▶ What is being asked
Every record here should be printed again exactly.

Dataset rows
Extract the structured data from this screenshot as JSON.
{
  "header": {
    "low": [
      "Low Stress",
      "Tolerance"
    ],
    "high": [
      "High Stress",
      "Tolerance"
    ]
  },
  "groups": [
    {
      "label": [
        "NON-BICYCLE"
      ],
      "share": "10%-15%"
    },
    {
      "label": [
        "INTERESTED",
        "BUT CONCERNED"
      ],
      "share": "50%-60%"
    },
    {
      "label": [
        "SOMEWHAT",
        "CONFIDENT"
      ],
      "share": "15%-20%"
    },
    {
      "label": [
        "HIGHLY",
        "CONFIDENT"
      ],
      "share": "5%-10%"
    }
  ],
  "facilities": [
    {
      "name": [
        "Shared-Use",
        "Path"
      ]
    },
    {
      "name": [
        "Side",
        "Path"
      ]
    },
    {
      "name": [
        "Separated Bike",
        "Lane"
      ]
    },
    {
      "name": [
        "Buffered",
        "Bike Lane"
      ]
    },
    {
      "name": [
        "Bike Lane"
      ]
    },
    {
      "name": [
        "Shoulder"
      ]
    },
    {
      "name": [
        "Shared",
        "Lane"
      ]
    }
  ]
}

▶ Solution to the problem
Extract the structured data from this screenshot as JSON.
{
  "header": {
    "low": [
      "Low Stress",
      "Tolerance"
    ],
    "high": [
      "High Stress",
      "Tolerance"
    ]
  },
  "groups": [
    {
      "label": [
        "NON-BICYCLE"
      ],
      "share": "10%-15%"
    },
    {
      "label": [
        "INTERESTED",
        "BUT CONCERNED"
      ],
      "share": "50%-60%"
    },
    {
      "label": [
        "SOMEWHAT",
        "CONFIDENT"
      ],
      "share": "15%-20%"
    },
    {
      "label": [
        "HIGHLY",
        "CONFIDENT"
      ],
      "share": "5%-10%"
    }
  ],
  "facilities": [
    {
      "name": [
        "Shared-Use",
        "Path"
      ]
    },
    {
      "name": [
        "Side",
        "Path"
      ]
    },
    {
      "name": [
        "Separated Bike",
        "Lane"
      ]
    },
    {
      "name": [
        "Buffered",
        "Bike Lane"
      ]
    },
    {
      "name": [
        "Bike Lane"
      ]
    },
    {
      "name": [
        "Shoulder"
      ]
    },
    {
      "name": [
        "Shared",
        "Lane"
      ]
    }
  ]
}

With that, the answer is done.